# Instructions for the task:
Repeat every record exactly, but keep images out of the copy.

-- start of Dataset entries --

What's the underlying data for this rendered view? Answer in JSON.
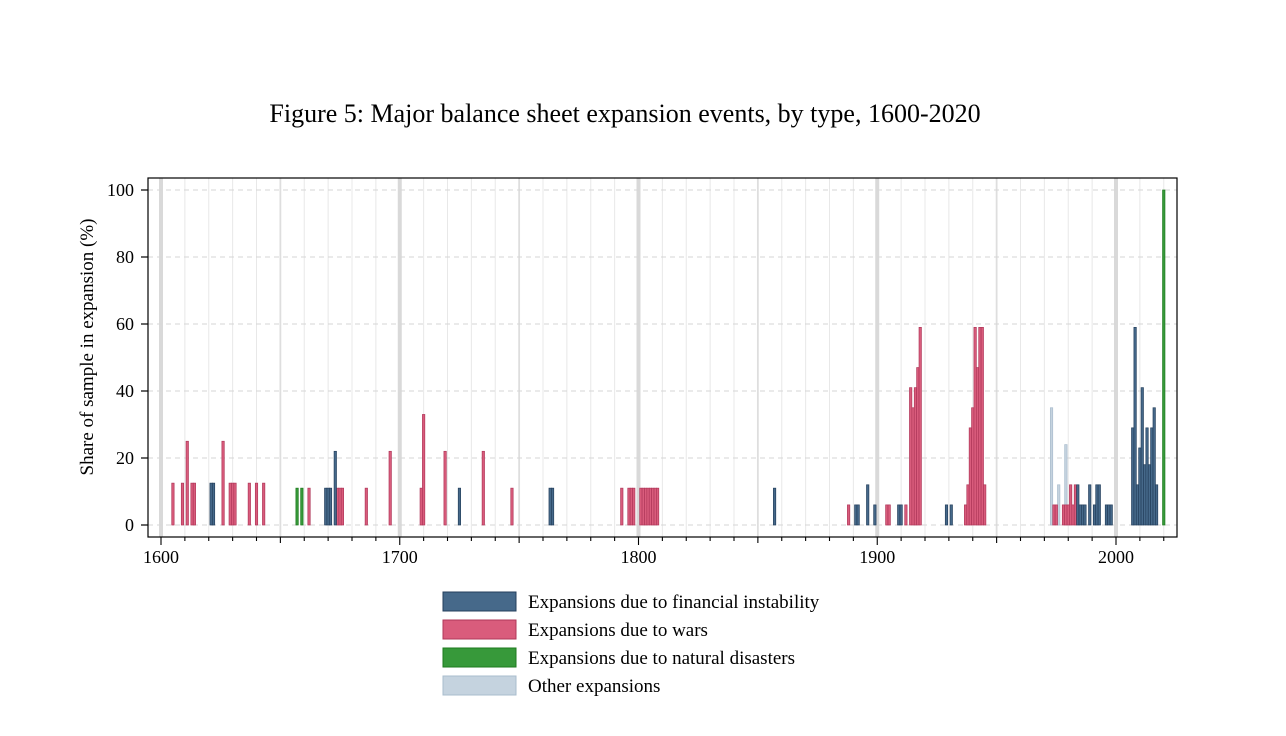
{
  "chart_data": {
    "type": "bar",
    "title": "Figure 5: Major balance sheet expansion events, by type, 1600-2020",
    "xlabel": "",
    "ylabel": "Share of sample in expansion (%)",
    "xlim": [
      1600,
      2025
    ],
    "ylim": [
      0,
      100
    ],
    "xticks": [
      1600,
      1700,
      1800,
      1900,
      2000
    ],
    "yticks": [
      0,
      20,
      40,
      60,
      80,
      100
    ],
    "grid": true,
    "legend_position": "bottom",
    "series": [
      {
        "name": "Expansions due to financial instability",
        "color": "#46698a",
        "edge": "#243f5c",
        "points": [
          [
            1621,
            12.5
          ],
          [
            1622,
            12.5
          ],
          [
            1669,
            11
          ],
          [
            1670,
            11
          ],
          [
            1671,
            11
          ],
          [
            1673,
            22
          ],
          [
            1725,
            11
          ],
          [
            1763,
            11
          ],
          [
            1764,
            11
          ],
          [
            1857,
            11
          ],
          [
            1891,
            6
          ],
          [
            1892,
            6
          ],
          [
            1896,
            12
          ],
          [
            1899,
            6
          ],
          [
            1909,
            6
          ],
          [
            1910,
            6
          ],
          [
            1929,
            6
          ],
          [
            1931,
            6
          ],
          [
            1984,
            12
          ],
          [
            1985,
            6
          ],
          [
            1986,
            6
          ],
          [
            1987,
            6
          ],
          [
            1989,
            12
          ],
          [
            1991,
            6
          ],
          [
            1992,
            12
          ],
          [
            1993,
            12
          ],
          [
            1996,
            6
          ],
          [
            1997,
            6
          ],
          [
            1998,
            6
          ],
          [
            2007,
            29
          ],
          [
            2008,
            59
          ],
          [
            2009,
            12
          ],
          [
            2010,
            23
          ],
          [
            2011,
            41
          ],
          [
            2012,
            18
          ],
          [
            2013,
            29
          ],
          [
            2014,
            18
          ],
          [
            2015,
            29
          ],
          [
            2016,
            35
          ],
          [
            2017,
            12
          ]
        ]
      },
      {
        "name": "Expansions due to wars",
        "color": "#d95c7c",
        "edge": "#b0385a",
        "points": [
          [
            1605,
            12.5
          ],
          [
            1609,
            12.5
          ],
          [
            1611,
            25
          ],
          [
            1613,
            12.5
          ],
          [
            1614,
            12.5
          ],
          [
            1626,
            25
          ],
          [
            1629,
            12.5
          ],
          [
            1630,
            12.5
          ],
          [
            1631,
            12.5
          ],
          [
            1637,
            12.5
          ],
          [
            1640,
            12.5
          ],
          [
            1643,
            12.5
          ],
          [
            1662,
            11
          ],
          [
            1674,
            11
          ],
          [
            1675,
            11
          ],
          [
            1676,
            11
          ],
          [
            1686,
            11
          ],
          [
            1696,
            22
          ],
          [
            1709,
            11
          ],
          [
            1710,
            33
          ],
          [
            1719,
            22
          ],
          [
            1735,
            22
          ],
          [
            1747,
            11
          ],
          [
            1793,
            11
          ],
          [
            1796,
            11
          ],
          [
            1797,
            11
          ],
          [
            1798,
            11
          ],
          [
            1801,
            11
          ],
          [
            1802,
            11
          ],
          [
            1803,
            11
          ],
          [
            1804,
            11
          ],
          [
            1805,
            11
          ],
          [
            1806,
            11
          ],
          [
            1807,
            11
          ],
          [
            1808,
            11
          ],
          [
            1888,
            6
          ],
          [
            1904,
            6
          ],
          [
            1905,
            6
          ],
          [
            1912,
            6
          ],
          [
            1914,
            41
          ],
          [
            1915,
            35
          ],
          [
            1916,
            41
          ],
          [
            1917,
            47
          ],
          [
            1918,
            59
          ],
          [
            1937,
            6
          ],
          [
            1938,
            12
          ],
          [
            1939,
            29
          ],
          [
            1940,
            35
          ],
          [
            1941,
            59
          ],
          [
            1942,
            47
          ],
          [
            1943,
            59
          ],
          [
            1944,
            59
          ],
          [
            1945,
            12
          ],
          [
            1974,
            6
          ],
          [
            1975,
            6
          ],
          [
            1978,
            6
          ],
          [
            1979,
            6
          ],
          [
            1980,
            6
          ],
          [
            1981,
            12
          ],
          [
            1982,
            6
          ],
          [
            1983,
            12
          ]
        ]
      },
      {
        "name": "Expansions due to natural disasters",
        "color": "#37993a",
        "edge": "#1d7a1d",
        "points": [
          [
            1657,
            11
          ],
          [
            1659,
            11
          ],
          [
            2020,
            100
          ]
        ]
      },
      {
        "name": "Other expansions",
        "color": "#c5d3df",
        "edge": "#a9bccd",
        "points": [
          [
            1973,
            35
          ],
          [
            1976,
            12
          ],
          [
            1979,
            24
          ]
        ]
      }
    ]
  }
}
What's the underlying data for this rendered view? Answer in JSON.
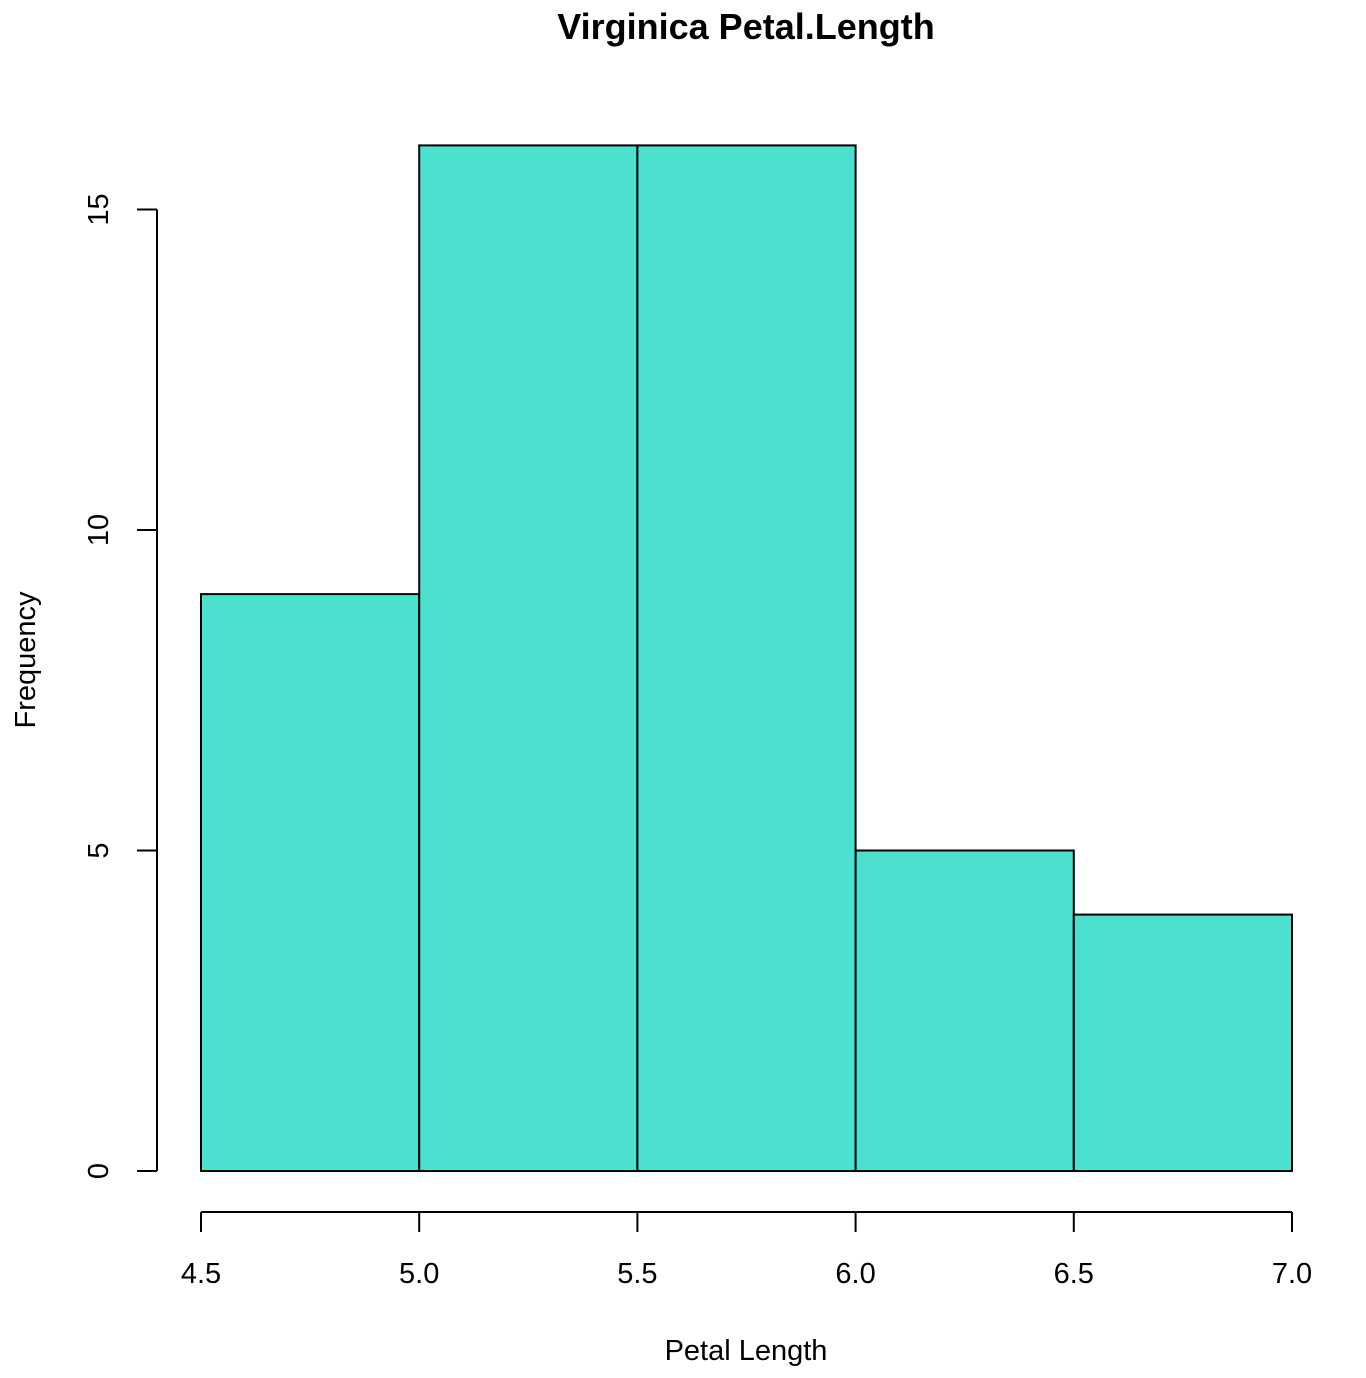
{
  "chart_data": {
    "type": "bar",
    "subtype": "histogram",
    "title": "Virginica Petal.Length",
    "xlabel": "Petal Length",
    "ylabel": "Frequency",
    "bins": [
      {
        "start": 4.5,
        "end": 5.0,
        "count": 9
      },
      {
        "start": 5.0,
        "end": 5.5,
        "count": 16
      },
      {
        "start": 5.5,
        "end": 6.0,
        "count": 16
      },
      {
        "start": 6.0,
        "end": 6.5,
        "count": 5
      },
      {
        "start": 6.5,
        "end": 7.0,
        "count": 4
      }
    ],
    "xlim": [
      4.5,
      7.0
    ],
    "ylim": [
      0,
      16
    ],
    "xticks": [
      "4.5",
      "5.0",
      "5.5",
      "6.0",
      "6.5",
      "7.0"
    ],
    "yticks": [
      "0",
      "5",
      "10",
      "15"
    ],
    "grid": false,
    "legend": "none",
    "colors": {
      "bar_fill": "#4ce0cf",
      "bar_edge": "#000000",
      "background": "#ffffff"
    }
  }
}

-- end of Dataset entries --

# The response:
What's the underlying data for this rendered view? Answer in JSON.
{
  "chart_data": {
    "type": "bar",
    "title": "Figure 5: Major balance sheet expansion events, by type, 1600-2020",
    "xlabel": "",
    "ylabel": "Share of sample in expansion (%)",
    "xlim": [
      1600,
      2025
    ],
    "ylim": [
      0,
      100
    ],
    "xticks": [
      1600,
      1700,
      1800,
      1900,
      2000
    ],
    "yticks": [
      0,
      20,
      40,
      60,
      80,
      100
    ],
    "grid": true,
    "legend_position": "bottom",
    "series": [
      {
        "name": "Expansions due to financial instability",
        "color": "#46698a",
        "edge": "#243f5c",
        "points": [
          [
            1621,
            12.5
          ],
          [
            1622,
            12.5
          ],
          [
            1669,
            11
          ],
          [
            1670,
            11
          ],
          [
            1671,
            11
          ],
          [
            1673,
            22
          ],
          [
            1725,
            11
          ],
          [
            1763,
            11
          ],
          [
            1764,
            11
          ],
          [
            1857,
            11
          ],
          [
            1891,
            6
          ],
          [
            1892,
            6
          ],
          [
            1896,
            12
          ],
          [
            1899,
            6
          ],
          [
            1909,
            6
          ],
          [
            1910,
            6
          ],
          [
            1929,
            6
          ],
          [
            1931,
            6
          ],
          [
            1984,
            12
          ],
          [
            1985,
            6
          ],
          [
            1986,
            6
          ],
          [
            1987,
            6
          ],
          [
            1989,
            12
          ],
          [
            1991,
            6
          ],
          [
            1992,
            12
          ],
          [
            1993,
            12
          ],
          [
            1996,
            6
          ],
          [
            1997,
            6
          ],
          [
            1998,
            6
          ],
          [
            2007,
            29
          ],
          [
            2008,
            59
          ],
          [
            2009,
            12
          ],
          [
            2010,
            23
          ],
          [
            2011,
            41
          ],
          [
            2012,
            18
          ],
          [
            2013,
            29
          ],
          [
            2014,
            18
          ],
          [
            2015,
            29
          ],
          [
            2016,
            35
          ],
          [
            2017,
            12
          ]
        ]
      },
      {
        "name": "Expansions due to wars",
        "color": "#d95c7c",
        "edge": "#b0385a",
        "points": [
          [
            1605,
            12.5
          ],
          [
            1609,
            12.5
          ],
          [
            1611,
            25
          ],
          [
            1613,
            12.5
          ],
          [
            1614,
            12.5
          ],
          [
            1626,
            25
          ],
          [
            1629,
            12.5
          ],
          [
            1630,
            12.5
          ],
          [
            1631,
            12.5
          ],
          [
            1637,
            12.5
          ],
          [
            1640,
            12.5
          ],
          [
            1643,
            12.5
          ],
          [
            1662,
            11
          ],
          [
            1674,
            11
          ],
          [
            1675,
            11
          ],
          [
            1676,
            11
          ],
          [
            1686,
            11
          ],
          [
            1696,
            22
          ],
          [
            1709,
            11
          ],
          [
            1710,
            33
          ],
          [
            1719,
            22
          ],
          [
            1735,
            22
          ],
          [
            1747,
            11
          ],
          [
            1793,
            11
          ],
          [
            1796,
            11
          ],
          [
            1797,
            11
          ],
          [
            1798,
            11
          ],
          [
            1801,
            11
          ],
          [
            1802,
            11
          ],
          [
            1803,
            11
          ],
          [
            1804,
            11
          ],
          [
            1805,
            11
          ],
          [
            1806,
            11
          ],
          [
            1807,
            11
          ],
          [
            1808,
            11
          ],
          [
            1888,
            6
          ],
          [
            1904,
            6
          ],
          [
            1905,
            6
          ],
          [
            1912,
            6
          ],
          [
            1914,
            41
          ],
          [
            1915,
            35
          ],
          [
            1916,
            41
          ],
          [
            1917,
            47
          ],
          [
            1918,
            59
          ],
          [
            1937,
            6
          ],
          [
            1938,
            12
          ],
          [
            1939,
            29
          ],
          [
            1940,
            35
          ],
          [
            1941,
            59
          ],
          [
            1942,
            47
          ],
          [
            1943,
            59
          ],
          [
            1944,
            59
          ],
          [
            1945,
            12
          ],
          [
            1974,
            6
          ],
          [
            1975,
            6
          ],
          [
            1978,
            6
          ],
          [
            1979,
            6
          ],
          [
            1980,
            6
          ],
          [
            1981,
            12
          ],
          [
            1982,
            6
          ],
          [
            1983,
            12
          ]
        ]
      },
      {
        "name": "Expansions due to natural disasters",
        "color": "#37993a",
        "edge": "#1d7a1d",
        "points": [
          [
            1657,
            11
          ],
          [
            1659,
            11
          ],
          [
            2020,
            100
          ]
        ]
      },
      {
        "name": "Other expansions",
        "color": "#c5d3df",
        "edge": "#a9bccd",
        "points": [
          [
            1973,
            35
          ],
          [
            1976,
            12
          ],
          [
            1979,
            24
          ]
        ]
      }
    ]
  }
}
What's the underlying data for this rendered view? Answer in JSON.
{
  "chart_data": {
    "type": "bar",
    "subtype": "histogram",
    "title": "Virginica Petal.Length",
    "xlabel": "Petal Length",
    "ylabel": "Frequency",
    "bins": [
      {
        "start": 4.5,
        "end": 5.0,
        "count": 9
      },
      {
        "start": 5.0,
        "end": 5.5,
        "count": 16
      },
      {
        "start": 5.5,
        "end": 6.0,
        "count": 16
      },
      {
        "start": 6.0,
        "end": 6.5,
        "count": 5
      },
      {
        "start": 6.5,
        "end": 7.0,
        "count": 4
      }
    ],
    "xlim": [
      4.5,
      7.0
    ],
    "ylim": [
      0,
      16
    ],
    "xticks": [
      "4.5",
      "5.0",
      "5.5",
      "6.0",
      "6.5",
      "7.0"
    ],
    "yticks": [
      "0",
      "5",
      "10",
      "15"
    ],
    "grid": false,
    "legend": "none",
    "colors": {
      "bar_fill": "#4ce0cf",
      "bar_edge": "#000000",
      "background": "#ffffff"
    }
  }
}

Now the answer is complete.